DESCRIPTION OF THE TASK:
Please write out the complete listing that follows, exactly as it reads.
═══ PROVIDED RECORDS ═══
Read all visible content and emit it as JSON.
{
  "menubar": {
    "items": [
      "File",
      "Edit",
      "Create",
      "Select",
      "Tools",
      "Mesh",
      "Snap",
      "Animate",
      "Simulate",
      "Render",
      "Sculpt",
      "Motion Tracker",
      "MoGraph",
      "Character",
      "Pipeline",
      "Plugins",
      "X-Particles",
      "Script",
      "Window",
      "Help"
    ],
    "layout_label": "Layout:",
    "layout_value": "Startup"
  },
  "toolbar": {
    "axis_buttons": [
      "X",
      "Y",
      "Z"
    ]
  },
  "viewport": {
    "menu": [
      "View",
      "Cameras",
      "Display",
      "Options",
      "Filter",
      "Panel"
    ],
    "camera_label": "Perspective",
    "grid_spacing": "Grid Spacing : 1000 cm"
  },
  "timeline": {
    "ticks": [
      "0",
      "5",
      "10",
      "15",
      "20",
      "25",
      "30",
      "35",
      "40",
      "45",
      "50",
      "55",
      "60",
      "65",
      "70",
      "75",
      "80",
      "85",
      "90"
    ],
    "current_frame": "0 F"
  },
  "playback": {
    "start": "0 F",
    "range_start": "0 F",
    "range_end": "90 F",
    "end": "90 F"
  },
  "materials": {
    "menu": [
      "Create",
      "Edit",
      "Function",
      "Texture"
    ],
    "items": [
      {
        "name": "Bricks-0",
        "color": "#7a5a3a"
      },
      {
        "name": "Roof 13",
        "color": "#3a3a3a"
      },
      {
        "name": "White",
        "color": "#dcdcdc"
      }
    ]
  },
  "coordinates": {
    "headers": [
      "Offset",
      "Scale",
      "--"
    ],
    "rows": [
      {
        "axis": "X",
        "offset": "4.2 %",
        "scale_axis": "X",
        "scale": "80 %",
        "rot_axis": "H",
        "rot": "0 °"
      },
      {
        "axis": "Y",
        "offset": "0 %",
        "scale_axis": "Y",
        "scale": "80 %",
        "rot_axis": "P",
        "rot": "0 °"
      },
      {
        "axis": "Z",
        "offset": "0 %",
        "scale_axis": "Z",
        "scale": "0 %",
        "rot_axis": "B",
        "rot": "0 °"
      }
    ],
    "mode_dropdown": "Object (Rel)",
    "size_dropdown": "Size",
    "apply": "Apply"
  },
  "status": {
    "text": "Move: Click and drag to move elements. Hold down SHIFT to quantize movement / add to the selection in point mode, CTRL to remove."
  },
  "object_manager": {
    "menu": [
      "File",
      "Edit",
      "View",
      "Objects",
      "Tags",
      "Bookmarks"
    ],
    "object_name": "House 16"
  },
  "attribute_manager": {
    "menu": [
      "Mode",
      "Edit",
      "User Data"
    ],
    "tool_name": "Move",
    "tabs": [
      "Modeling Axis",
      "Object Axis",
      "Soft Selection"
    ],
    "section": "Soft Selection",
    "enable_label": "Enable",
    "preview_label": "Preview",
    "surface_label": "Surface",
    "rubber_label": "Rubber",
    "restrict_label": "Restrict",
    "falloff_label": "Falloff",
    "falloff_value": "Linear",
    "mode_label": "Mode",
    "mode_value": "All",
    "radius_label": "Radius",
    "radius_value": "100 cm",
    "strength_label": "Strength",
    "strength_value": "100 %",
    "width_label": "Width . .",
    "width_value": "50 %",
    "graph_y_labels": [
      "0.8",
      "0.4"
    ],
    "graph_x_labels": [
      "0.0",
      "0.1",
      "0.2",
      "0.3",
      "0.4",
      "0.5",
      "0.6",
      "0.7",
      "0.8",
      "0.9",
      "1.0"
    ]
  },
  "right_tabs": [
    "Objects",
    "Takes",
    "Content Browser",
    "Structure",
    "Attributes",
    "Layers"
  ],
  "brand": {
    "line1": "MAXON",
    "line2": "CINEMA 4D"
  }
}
═══
OUTPUT FOR THIS EXERCISE:
Read all visible content and emit it as JSON.
{
  "menubar": {
    "items": [
      "File",
      "Edit",
      "Create",
      "Select",
      "Tools",
      "Mesh",
      "Snap",
      "Animate",
      "Simulate",
      "Render",
      "Sculpt",
      "Motion Tracker",
      "MoGraph",
      "Character",
      "Pipeline",
      "Plugins",
      "X-Particles",
      "Script",
      "Window",
      "Help"
    ],
    "layout_label": "Layout:",
    "layout_value": "Startup"
  },
  "toolbar": {
    "axis_buttons": [
      "X",
      "Y",
      "Z"
    ]
  },
  "viewport": {
    "menu": [
      "View",
      "Cameras",
      "Display",
      "Options",
      "Filter",
      "Panel"
    ],
    "camera_label": "Perspective",
    "grid_spacing": "Grid Spacing : 1000 cm"
  },
  "timeline": {
    "ticks": [
      "0",
      "5",
      "10",
      "15",
      "20",
      "25",
      "30",
      "35",
      "40",
      "45",
      "50",
      "55",
      "60",
      "65",
      "70",
      "75",
      "80",
      "85",
      "90"
    ],
    "current_frame": "0 F"
  },
  "playback": {
    "start": "0 F",
    "range_start": "0 F",
    "range_end": "90 F",
    "end": "90 F"
  },
  "materials": {
    "menu": [
      "Create",
      "Edit",
      "Function",
      "Texture"
    ],
    "items": [
      {
        "name": "Bricks-0",
        "color": "#7a5a3a"
      },
      {
        "name": "Roof 13",
        "color": "#3a3a3a"
      },
      {
        "name": "White",
        "color": "#dcdcdc"
      }
    ]
  },
  "coordinates": {
    "headers": [
      "Offset",
      "Scale",
      "--"
    ],
    "rows": [
      {
        "axis": "X",
        "offset": "4.2 %",
        "scale_axis": "X",
        "scale": "80 %",
        "rot_axis": "H",
        "rot": "0 °"
      },
      {
        "axis": "Y",
        "offset": "0 %",
        "scale_axis": "Y",
        "scale": "80 %",
        "rot_axis": "P",
        "rot": "0 °"
      },
      {
        "axis": "Z",
        "offset": "0 %",
        "scale_axis": "Z",
        "scale": "0 %",
        "rot_axis": "B",
        "rot": "0 °"
      }
    ],
    "mode_dropdown": "Object (Rel)",
    "size_dropdown": "Size",
    "apply": "Apply"
  },
  "status": {
    "text": "Move: Click and drag to move elements. Hold down SHIFT to quantize movement / add to the selection in point mode, CTRL to remove."
  },
  "object_manager": {
    "menu": [
      "File",
      "Edit",
      "View",
      "Objects",
      "Tags",
      "Bookmarks"
    ],
    "object_name": "House 16"
  },
  "attribute_manager": {
    "menu": [
      "Mode",
      "Edit",
      "User Data"
    ],
    "tool_name": "Move",
    "tabs": [
      "Modeling Axis",
      "Object Axis",
      "Soft Selection"
    ],
    "section": "Soft Selection",
    "enable_label": "Enable",
    "preview_label": "Preview",
    "surface_label": "Surface",
    "rubber_label": "Rubber",
    "restrict_label": "Restrict",
    "falloff_label": "Falloff",
    "falloff_value": "Linear",
    "mode_label": "Mode",
    "mode_value": "All",
    "radius_label": "Radius",
    "radius_value": "100 cm",
    "strength_label": "Strength",
    "strength_value": "100 %",
    "width_label": "Width . .",
    "width_value": "50 %",
    "graph_y_labels": [
      "0.8",
      "0.4"
    ],
    "graph_x_labels": [
      "0.0",
      "0.1",
      "0.2",
      "0.3",
      "0.4",
      "0.5",
      "0.6",
      "0.7",
      "0.8",
      "0.9",
      "1.0"
    ]
  },
  "right_tabs": [
    "Objects",
    "Takes",
    "Content Browser",
    "Structure",
    "Attributes",
    "Layers"
  ],
  "brand": {
    "line1": "MAXON",
    "line2": "CINEMA 4D"
  }
}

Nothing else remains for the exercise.